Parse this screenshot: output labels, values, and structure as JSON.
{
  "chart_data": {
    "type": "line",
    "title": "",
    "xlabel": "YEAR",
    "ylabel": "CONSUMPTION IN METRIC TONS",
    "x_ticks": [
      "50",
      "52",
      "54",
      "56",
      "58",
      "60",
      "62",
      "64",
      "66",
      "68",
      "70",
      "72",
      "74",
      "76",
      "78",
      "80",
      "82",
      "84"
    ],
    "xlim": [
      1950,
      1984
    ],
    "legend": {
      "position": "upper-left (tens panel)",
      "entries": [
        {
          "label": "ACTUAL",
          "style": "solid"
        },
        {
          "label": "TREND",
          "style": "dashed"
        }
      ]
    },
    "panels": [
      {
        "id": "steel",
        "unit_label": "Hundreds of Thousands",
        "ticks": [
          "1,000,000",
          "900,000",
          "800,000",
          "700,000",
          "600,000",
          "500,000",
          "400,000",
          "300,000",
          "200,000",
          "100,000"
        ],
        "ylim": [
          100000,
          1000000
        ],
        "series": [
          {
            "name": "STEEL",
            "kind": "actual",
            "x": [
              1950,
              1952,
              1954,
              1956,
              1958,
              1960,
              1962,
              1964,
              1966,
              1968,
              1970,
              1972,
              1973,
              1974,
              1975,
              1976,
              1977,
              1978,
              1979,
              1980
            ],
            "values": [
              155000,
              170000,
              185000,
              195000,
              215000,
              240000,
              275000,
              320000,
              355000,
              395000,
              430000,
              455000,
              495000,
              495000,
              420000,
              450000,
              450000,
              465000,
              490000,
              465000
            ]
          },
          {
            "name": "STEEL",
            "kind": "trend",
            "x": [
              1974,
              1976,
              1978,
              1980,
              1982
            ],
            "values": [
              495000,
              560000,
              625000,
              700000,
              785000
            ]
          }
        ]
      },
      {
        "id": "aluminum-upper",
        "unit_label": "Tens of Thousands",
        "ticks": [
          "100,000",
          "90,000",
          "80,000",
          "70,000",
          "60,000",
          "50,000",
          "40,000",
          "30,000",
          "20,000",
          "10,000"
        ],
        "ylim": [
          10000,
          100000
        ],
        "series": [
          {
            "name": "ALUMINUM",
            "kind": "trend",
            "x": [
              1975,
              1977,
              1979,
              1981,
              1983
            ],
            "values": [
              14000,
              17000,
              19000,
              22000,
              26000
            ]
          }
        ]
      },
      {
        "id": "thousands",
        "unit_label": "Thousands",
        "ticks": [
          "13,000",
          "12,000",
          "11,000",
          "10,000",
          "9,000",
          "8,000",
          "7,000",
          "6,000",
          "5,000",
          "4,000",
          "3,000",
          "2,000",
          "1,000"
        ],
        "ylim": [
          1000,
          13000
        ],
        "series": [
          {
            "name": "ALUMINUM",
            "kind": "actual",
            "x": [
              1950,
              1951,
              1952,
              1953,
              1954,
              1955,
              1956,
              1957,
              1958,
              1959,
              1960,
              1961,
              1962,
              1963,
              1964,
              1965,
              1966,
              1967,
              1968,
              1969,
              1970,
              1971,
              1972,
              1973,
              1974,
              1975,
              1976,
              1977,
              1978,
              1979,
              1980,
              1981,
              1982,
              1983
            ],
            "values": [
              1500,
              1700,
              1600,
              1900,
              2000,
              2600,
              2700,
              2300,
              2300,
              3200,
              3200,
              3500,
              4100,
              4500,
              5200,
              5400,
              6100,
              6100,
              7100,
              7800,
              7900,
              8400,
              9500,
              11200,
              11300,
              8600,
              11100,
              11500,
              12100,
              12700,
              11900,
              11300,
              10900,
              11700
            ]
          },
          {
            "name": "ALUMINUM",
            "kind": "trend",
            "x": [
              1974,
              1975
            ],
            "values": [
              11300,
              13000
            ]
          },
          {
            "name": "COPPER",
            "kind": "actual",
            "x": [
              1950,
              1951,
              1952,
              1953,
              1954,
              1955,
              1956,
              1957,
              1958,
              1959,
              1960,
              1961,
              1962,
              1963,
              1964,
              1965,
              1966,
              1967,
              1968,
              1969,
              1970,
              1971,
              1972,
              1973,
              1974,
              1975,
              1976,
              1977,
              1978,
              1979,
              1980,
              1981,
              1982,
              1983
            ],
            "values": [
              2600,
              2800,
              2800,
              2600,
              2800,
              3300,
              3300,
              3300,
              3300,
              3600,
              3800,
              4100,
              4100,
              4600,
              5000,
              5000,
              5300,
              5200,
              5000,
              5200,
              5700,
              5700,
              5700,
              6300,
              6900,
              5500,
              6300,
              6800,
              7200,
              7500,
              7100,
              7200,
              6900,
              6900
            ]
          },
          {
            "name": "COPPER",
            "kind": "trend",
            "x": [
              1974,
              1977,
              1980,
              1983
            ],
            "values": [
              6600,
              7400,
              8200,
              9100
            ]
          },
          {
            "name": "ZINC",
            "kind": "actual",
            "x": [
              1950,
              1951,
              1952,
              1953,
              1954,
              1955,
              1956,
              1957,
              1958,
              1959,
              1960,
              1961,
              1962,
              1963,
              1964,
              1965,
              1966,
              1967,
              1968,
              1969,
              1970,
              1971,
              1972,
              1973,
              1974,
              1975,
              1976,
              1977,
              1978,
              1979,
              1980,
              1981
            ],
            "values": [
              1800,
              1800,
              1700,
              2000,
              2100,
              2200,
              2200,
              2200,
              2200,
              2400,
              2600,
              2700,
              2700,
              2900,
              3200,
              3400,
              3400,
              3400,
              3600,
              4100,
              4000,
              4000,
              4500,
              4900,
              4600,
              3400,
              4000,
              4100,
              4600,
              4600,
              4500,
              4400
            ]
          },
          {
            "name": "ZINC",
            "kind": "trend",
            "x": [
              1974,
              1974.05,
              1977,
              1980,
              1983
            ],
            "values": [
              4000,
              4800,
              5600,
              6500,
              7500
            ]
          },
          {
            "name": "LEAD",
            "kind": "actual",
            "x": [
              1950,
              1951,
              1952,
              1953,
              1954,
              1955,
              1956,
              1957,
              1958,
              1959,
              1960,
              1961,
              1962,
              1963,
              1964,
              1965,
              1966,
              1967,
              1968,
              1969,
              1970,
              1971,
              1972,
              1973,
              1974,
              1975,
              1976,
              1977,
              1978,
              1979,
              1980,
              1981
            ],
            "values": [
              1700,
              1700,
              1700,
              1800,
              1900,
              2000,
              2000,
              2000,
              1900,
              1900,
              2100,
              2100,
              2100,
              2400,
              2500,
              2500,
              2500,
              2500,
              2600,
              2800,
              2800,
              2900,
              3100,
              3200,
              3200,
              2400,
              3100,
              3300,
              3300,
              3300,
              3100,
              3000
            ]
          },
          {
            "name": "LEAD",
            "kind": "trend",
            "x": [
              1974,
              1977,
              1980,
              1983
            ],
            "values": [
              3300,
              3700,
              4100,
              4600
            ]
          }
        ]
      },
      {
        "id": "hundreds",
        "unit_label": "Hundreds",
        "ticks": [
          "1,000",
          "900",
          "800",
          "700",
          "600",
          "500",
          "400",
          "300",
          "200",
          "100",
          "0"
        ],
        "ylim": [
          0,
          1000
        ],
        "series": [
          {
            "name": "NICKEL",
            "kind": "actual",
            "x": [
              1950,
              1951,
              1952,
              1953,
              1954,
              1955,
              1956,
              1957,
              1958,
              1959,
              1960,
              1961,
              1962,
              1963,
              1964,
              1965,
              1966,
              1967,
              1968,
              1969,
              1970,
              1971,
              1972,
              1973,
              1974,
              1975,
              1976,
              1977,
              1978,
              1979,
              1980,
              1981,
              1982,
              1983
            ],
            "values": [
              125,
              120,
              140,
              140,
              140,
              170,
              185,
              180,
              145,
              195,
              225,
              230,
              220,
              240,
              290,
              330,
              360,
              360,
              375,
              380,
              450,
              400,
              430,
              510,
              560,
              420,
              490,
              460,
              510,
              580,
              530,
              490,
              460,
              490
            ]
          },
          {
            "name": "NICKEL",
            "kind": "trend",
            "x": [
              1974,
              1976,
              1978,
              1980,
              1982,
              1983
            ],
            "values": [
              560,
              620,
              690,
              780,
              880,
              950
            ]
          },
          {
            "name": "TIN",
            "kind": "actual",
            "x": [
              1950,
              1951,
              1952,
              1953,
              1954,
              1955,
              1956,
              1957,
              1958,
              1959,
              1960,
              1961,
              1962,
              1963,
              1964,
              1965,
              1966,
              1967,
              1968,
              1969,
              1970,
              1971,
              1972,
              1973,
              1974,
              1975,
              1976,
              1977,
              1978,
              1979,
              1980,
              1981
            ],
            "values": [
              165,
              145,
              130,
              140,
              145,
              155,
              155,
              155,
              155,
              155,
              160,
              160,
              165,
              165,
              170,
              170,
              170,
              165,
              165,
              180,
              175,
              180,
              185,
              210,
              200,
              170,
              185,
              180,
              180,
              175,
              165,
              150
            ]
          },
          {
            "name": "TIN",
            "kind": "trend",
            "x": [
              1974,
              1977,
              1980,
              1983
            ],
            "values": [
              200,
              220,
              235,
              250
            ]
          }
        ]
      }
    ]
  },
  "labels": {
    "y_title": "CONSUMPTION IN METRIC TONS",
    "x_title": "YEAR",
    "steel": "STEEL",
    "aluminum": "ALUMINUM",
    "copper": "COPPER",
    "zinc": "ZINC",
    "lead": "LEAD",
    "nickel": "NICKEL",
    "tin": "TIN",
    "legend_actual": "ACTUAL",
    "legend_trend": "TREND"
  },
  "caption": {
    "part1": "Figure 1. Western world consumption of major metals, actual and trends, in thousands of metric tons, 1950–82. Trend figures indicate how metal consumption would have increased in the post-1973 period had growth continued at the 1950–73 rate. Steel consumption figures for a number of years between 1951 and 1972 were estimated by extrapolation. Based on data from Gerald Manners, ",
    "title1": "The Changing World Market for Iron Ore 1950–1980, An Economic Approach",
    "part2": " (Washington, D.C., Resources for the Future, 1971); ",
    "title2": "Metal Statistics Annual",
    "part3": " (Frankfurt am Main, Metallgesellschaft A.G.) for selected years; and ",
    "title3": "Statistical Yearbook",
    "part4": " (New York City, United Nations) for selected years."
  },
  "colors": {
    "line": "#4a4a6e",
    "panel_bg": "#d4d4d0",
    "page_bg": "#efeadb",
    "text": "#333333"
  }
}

:: Directions ::
Which lines in the data above contain "upper"? Show each one.

:: Reply ::
      "position": "upper-left (tens panel)",
        "id": "aluminum-upper",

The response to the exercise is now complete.